*** RECORDS FOR PROCESSING ***

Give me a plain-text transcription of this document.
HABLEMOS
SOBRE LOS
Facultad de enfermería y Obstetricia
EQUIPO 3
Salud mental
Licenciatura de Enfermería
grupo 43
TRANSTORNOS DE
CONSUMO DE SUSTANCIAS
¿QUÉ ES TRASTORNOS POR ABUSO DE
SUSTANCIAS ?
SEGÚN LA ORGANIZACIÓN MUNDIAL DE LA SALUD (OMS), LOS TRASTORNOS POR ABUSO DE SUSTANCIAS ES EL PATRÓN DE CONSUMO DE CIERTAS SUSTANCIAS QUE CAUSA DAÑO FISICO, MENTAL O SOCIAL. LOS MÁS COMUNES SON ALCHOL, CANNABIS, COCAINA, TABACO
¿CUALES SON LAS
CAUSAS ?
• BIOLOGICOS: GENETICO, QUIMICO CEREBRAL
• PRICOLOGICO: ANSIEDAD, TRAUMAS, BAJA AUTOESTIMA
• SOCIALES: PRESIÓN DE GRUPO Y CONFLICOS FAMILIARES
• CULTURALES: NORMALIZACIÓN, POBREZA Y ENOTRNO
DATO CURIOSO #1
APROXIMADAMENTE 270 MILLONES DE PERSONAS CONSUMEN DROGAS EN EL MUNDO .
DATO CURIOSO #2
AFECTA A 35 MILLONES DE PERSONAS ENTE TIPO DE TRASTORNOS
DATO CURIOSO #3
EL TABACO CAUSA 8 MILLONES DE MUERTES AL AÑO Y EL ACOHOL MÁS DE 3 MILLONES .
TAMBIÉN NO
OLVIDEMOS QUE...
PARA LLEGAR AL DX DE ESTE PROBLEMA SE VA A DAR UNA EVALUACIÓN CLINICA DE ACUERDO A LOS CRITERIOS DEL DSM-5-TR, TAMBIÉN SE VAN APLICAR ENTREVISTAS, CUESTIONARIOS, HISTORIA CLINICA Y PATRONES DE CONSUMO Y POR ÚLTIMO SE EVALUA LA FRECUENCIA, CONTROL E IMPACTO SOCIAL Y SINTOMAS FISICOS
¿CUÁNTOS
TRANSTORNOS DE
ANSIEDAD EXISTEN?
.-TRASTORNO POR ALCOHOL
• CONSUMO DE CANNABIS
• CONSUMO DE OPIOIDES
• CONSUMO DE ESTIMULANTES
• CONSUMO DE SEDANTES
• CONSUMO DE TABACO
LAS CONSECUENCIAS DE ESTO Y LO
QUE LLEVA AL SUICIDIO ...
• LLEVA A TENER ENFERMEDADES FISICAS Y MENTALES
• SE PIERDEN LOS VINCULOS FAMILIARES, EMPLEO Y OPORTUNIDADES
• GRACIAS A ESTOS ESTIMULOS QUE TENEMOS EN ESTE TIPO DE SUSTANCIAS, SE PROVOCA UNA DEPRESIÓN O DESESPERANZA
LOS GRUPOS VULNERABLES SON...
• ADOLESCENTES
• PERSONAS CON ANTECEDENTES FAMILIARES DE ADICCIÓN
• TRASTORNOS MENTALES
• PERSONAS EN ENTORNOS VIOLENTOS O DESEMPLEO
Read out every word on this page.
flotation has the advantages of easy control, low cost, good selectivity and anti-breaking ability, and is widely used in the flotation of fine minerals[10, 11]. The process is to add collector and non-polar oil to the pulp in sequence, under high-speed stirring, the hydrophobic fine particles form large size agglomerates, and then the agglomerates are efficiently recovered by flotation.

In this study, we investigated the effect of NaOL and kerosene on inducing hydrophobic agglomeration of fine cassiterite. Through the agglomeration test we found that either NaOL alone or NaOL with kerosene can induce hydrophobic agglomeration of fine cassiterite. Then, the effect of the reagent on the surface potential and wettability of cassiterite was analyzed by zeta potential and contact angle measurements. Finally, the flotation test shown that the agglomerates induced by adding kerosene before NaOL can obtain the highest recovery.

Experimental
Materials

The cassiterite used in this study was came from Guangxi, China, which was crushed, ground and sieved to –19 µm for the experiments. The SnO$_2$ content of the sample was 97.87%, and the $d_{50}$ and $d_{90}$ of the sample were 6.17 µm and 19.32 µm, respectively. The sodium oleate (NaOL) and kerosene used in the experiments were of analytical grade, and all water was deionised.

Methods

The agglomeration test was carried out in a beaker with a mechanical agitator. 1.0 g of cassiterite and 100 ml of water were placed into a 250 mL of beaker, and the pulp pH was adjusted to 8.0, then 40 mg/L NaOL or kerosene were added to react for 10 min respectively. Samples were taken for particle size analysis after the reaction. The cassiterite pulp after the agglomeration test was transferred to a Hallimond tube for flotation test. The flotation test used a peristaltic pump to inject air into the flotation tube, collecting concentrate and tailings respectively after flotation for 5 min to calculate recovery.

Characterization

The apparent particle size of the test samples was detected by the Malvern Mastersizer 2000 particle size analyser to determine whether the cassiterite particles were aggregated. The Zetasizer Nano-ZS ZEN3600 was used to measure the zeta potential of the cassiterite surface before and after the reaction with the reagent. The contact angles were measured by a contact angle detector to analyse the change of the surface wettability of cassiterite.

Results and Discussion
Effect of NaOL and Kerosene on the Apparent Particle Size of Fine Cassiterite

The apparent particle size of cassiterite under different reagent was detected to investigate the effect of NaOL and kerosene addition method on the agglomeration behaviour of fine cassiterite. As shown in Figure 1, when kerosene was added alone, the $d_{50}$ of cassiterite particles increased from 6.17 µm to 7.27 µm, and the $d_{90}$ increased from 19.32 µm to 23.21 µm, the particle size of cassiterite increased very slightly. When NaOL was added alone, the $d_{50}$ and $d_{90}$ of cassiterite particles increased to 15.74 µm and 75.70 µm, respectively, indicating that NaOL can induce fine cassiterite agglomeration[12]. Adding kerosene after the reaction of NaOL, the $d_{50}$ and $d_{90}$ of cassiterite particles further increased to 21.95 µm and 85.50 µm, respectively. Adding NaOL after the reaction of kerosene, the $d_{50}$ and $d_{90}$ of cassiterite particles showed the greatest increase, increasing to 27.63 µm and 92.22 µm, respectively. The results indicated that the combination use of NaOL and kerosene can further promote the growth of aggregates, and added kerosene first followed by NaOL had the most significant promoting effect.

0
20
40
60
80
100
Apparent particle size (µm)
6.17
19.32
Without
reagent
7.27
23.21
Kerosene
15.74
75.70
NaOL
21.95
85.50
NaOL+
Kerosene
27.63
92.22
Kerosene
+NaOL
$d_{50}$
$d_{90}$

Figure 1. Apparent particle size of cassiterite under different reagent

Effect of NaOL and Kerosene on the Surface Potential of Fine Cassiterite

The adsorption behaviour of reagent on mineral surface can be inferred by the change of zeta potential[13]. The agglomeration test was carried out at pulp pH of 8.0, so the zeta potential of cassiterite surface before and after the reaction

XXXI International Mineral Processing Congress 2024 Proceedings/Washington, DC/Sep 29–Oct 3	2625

***

#### [WORK REQUIRED]
Return each line in the records that holds the string "TRASTORNOS".

#### [SOLUTION]
¿QUÉ ES TRASTORNOS POR ABUSO DE
SEGÚN LA ORGANIZACIÓN MUNDIAL DE LA SALUD (OMS), LOS TRASTORNOS POR ABUSO DE SUSTANCIAS ES EL PATRÓN DE CONSUMO DE CIERTAS SUSTANCIAS QUE CAUSA DAÑO FISICO, MENTAL O SOCIAL. LOS MÁS COMUNES SON ALCHOL, CANNABIS, COCAINA, TABACO
AFECTA A 35 MILLONES DE PERSONAS ENTE TIPO DE TRASTORNOS
• TRASTORNOS MENTALES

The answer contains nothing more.